■ Task objective: Your answer should be a single number: how many lines in the data below hold the string "index".

■ Data listing:

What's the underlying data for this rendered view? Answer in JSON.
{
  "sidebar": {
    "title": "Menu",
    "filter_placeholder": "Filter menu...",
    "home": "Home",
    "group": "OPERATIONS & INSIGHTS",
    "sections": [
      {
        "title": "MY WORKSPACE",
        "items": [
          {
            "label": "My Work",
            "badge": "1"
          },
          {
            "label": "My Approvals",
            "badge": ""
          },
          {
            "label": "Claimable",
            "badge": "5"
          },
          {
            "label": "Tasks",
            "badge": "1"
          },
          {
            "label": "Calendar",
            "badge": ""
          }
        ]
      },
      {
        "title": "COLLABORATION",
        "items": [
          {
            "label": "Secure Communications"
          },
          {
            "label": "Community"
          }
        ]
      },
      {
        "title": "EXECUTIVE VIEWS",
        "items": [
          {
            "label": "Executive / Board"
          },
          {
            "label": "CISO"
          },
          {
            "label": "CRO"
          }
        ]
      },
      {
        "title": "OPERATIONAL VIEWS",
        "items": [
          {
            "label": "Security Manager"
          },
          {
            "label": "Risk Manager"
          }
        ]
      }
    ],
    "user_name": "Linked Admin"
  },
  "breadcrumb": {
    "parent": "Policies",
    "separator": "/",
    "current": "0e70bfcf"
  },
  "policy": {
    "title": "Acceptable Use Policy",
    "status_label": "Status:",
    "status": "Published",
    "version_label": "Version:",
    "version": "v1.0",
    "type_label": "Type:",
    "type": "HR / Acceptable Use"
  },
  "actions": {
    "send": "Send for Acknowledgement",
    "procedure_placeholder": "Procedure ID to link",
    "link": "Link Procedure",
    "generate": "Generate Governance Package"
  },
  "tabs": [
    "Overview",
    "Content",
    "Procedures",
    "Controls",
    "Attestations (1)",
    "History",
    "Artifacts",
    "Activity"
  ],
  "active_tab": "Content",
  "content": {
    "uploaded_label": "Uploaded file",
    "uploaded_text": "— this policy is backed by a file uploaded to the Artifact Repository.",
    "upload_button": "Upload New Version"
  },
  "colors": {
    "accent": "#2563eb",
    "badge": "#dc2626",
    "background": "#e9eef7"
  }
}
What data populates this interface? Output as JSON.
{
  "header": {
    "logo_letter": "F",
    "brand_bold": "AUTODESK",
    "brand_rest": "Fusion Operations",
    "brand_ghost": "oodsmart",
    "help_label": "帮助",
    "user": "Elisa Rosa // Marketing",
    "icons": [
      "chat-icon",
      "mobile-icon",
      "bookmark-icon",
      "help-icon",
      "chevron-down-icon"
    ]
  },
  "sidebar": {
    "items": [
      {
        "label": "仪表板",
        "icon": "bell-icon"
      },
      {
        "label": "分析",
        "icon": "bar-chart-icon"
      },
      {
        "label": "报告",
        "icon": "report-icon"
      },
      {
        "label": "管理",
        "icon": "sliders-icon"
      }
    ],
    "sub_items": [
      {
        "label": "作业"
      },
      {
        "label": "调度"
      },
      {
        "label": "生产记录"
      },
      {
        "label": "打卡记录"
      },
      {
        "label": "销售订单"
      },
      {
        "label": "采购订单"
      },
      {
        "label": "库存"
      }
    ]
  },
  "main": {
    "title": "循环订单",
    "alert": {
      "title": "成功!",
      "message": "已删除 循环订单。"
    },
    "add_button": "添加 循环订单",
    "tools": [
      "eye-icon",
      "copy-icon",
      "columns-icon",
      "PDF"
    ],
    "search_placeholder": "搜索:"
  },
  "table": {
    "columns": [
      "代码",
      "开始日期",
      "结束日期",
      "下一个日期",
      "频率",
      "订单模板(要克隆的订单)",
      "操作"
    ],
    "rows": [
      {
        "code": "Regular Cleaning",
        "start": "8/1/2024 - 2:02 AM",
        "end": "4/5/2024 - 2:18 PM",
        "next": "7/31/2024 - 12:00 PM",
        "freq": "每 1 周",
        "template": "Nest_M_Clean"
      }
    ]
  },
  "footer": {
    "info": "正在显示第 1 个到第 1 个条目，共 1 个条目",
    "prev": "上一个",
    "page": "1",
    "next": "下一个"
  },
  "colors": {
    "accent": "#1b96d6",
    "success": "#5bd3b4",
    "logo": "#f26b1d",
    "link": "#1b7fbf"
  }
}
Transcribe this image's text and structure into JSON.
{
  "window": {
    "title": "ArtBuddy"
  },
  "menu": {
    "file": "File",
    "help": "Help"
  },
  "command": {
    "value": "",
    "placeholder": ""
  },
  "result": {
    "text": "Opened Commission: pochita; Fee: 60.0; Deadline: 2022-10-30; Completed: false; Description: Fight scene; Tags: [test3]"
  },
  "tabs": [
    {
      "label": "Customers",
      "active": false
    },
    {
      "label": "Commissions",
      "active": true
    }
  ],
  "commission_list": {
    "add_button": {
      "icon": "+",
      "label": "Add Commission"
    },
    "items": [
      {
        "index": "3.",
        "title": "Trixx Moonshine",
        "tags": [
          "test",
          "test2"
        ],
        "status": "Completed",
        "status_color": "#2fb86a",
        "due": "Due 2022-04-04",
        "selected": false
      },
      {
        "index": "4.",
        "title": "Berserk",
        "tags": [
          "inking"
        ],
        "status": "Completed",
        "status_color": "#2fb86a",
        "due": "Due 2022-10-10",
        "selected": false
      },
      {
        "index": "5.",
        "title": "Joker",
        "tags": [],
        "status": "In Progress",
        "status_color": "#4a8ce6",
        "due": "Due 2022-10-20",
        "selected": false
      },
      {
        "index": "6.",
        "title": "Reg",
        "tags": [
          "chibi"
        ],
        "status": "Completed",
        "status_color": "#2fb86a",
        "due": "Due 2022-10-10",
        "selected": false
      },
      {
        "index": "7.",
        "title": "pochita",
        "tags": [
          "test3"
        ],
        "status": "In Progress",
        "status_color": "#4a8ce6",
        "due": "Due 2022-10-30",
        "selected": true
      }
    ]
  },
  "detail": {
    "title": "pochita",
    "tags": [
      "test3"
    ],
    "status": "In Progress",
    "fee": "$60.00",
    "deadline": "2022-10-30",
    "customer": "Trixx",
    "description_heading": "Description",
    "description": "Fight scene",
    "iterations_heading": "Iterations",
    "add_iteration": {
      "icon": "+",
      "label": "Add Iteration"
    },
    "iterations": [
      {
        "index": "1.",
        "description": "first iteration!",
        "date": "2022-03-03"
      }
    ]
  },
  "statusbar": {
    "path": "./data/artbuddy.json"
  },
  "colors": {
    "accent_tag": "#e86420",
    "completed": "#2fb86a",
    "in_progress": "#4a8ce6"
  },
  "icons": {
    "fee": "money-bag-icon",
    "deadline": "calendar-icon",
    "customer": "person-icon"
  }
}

■ Result: 6